▸ Problems and tasks:
**a.** In the HbA1c study results, what mean HbA1c value is reported for patients with diabetes?
**b.** List every table that the HbA1c study results mention, along with what each one shows.
**c.** Carry on the HbA1c study results past their final sentence.

╭─ Text section

Study Results: The distribution of demographic characteristics and laboratory findings are shown in Table 1. The study found that plasma glucose levels were significantly lower in normal subjects than in subjects with abnormal glucose levels (IFG or OGTT) and even lower in subjects with abnormal glucose levels than in patients with diabetes (P< 0.001). Mean HbA1c values were significantly higher in patients with diabetes than in all other categories: 7.04% versus normal glucose- 4.98%, IFG- 5.42%, and IGT- 5.12% (P< 0.001). Table 2 shows the distribution of HbA1c values according to the diagnostic classification. Patients with HbA1c values above 6.37% had DMII, where none of the patients with a HbA1c below 4.22% had diabetes. Patients with HbA1c values ranging from 4.56% to 6.37% were considered to have IFG. Table 3 shows the validity for the different cutoff values of HbA1c in establishing a diagnosis of DMII. The study found that the validity of the HbA1c cutoff points increased markedly as the percentage value increased. From this table we can conclude that if a HbA1c value is > 5.94% (mean, +3SD), the diagnosis of DMII is reliable and accurate in 93% of the cases. Table 4 shows the diagnostic validity of a combined strategy of FPG and HbA1c values: patients were considered to have DMII when FPG > 125 mg/dL, or when FPG >110 mg/dL and HbA1c was greater than the cutoff value. Maximal efficacy (93% GV) was found for HbA1c > 5.94% (x +3SD), with a sensitivity of 92.2% and a specificity of 95.1%. (4)

╰─
╭─ Data listing

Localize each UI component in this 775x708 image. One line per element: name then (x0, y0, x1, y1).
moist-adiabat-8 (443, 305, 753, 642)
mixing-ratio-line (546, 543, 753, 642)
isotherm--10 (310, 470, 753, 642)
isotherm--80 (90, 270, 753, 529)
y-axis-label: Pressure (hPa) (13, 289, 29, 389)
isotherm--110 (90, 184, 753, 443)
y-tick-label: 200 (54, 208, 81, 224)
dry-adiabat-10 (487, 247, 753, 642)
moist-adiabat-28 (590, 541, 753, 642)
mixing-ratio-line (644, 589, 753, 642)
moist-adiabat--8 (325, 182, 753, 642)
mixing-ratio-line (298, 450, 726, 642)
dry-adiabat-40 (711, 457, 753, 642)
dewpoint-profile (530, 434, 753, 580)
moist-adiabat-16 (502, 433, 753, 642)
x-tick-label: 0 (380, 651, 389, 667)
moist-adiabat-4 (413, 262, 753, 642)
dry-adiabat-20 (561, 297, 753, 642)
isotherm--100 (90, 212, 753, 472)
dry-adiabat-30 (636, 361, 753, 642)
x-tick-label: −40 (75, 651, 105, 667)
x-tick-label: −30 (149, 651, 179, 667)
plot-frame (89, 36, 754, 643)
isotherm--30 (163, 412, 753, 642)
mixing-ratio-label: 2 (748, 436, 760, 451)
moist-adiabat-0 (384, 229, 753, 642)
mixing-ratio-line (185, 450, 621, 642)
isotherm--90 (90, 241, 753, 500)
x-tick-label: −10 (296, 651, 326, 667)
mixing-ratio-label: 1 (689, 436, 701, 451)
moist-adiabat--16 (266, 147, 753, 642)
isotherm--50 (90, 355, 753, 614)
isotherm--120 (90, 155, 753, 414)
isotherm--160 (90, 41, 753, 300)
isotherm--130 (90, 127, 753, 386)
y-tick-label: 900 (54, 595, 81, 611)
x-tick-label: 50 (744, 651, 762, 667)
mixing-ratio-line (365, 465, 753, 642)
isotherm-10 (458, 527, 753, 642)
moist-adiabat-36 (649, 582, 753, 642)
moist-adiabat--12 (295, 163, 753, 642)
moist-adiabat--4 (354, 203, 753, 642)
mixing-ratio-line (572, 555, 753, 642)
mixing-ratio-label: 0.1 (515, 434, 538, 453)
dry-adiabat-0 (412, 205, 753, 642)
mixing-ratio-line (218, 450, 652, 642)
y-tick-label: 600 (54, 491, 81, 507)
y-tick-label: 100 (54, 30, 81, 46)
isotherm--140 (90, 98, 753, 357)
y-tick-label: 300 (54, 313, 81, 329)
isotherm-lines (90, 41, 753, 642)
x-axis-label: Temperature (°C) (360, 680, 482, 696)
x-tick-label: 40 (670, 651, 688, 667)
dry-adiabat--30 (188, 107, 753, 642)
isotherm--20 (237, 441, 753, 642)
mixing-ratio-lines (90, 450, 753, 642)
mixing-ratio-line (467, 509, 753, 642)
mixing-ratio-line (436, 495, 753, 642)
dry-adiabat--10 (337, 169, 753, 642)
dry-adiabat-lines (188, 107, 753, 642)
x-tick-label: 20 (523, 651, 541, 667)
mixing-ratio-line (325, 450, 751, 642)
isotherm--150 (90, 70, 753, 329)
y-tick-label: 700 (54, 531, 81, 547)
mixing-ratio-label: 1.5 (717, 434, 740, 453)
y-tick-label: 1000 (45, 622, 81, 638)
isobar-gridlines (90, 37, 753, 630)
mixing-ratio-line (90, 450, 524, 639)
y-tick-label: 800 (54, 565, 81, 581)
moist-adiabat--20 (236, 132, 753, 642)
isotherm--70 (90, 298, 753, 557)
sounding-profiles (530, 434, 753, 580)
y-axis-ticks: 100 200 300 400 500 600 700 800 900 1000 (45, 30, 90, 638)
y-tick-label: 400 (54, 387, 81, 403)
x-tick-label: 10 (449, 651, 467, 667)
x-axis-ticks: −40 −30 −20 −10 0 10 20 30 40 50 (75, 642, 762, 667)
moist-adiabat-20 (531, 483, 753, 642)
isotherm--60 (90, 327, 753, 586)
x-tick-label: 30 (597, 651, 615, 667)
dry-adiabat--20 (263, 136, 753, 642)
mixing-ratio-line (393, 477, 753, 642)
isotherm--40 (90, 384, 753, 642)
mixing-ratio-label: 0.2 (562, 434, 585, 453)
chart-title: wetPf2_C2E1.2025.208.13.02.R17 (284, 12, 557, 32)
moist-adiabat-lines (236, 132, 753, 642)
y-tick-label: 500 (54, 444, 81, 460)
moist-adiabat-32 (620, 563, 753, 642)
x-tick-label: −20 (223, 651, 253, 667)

╰─

▸ Answers by task:
**a.** 7.04%

**b.**
- Table 1: the distribution of demographic characteristics and laboratory findings
- Table 2: the distribution of HbA1c values according to the diagnostic classification
- Table 3: the validity of the different HbA1c cutoff values in establishing a diagnosis of DMII
- Table 4: the diagnostic validity of a combined strategy of FPG and HbA1c values

**c.**
Study Critique: It has been confirmed that the relationship between circulating glucose values and the onset of chronic complications exists. Thus, it is logical for the diagnosis of DMII to be based on glucose values. One of the main problems in this particular study was to define and establish a cutoff point for this continuous quantitative variable. This study analyzed different cutoff points for the whole sample of patients at risk for DMII. When HbA1c values > 5.51% (x +2SD), were used for the cutoff point for diagnosis of DMII, the sensitivity (76%) and specificity (85%) were acceptable. However, when a higher cutoff point was used, specificity increased, but only at the expense of reduced sensitivity. Due to this situation, the study designed a strategy for diagnosis based on the FPG values and the validity of HbA1c. (4) Level of Evidence: 1c

Study #2: Comparison of A1c and Fasting Glucose Criteria to Diagnose Diabetes Among U.S. Adults

Study Design: This study included participants from the 1999-2006 National Health and Nutrition Examination Survey. Participants included 6,890 adults (>20 years of age), without a self-reported history of diabetes. The subjects attended a morning examination, fasted for > 9 hours at the time of their blood collection, and had valid plasma glucose and HbA1c values taken. Participants were categorized into one of the four groups by presence or absence of fasting plasma glucose > 126 mg/dL and HbA1c > 6.5%. The distribution of the population into these groupings was determined and the K statistic value was calculated. Also, the distribution of U.S. adults by fasting glucose and different HbA1c cutoff points (6.0-6.7%) were calculated. The objective for this study was to compare A1c and fasting glucose for the diagnosis of diabetes among U.S. adults. (6)

Study Conduct: Data was collected through questionnaires (demographics, medical history), a physical examination (blood pressure, BMI, and waist circumference), and blood collection (lipids, plasma glucose, HbA1c). The plasma glucose was measured by using a modified hexokinase enzymatic method and the HbA1c using a high-performance liquid chromatography. (6)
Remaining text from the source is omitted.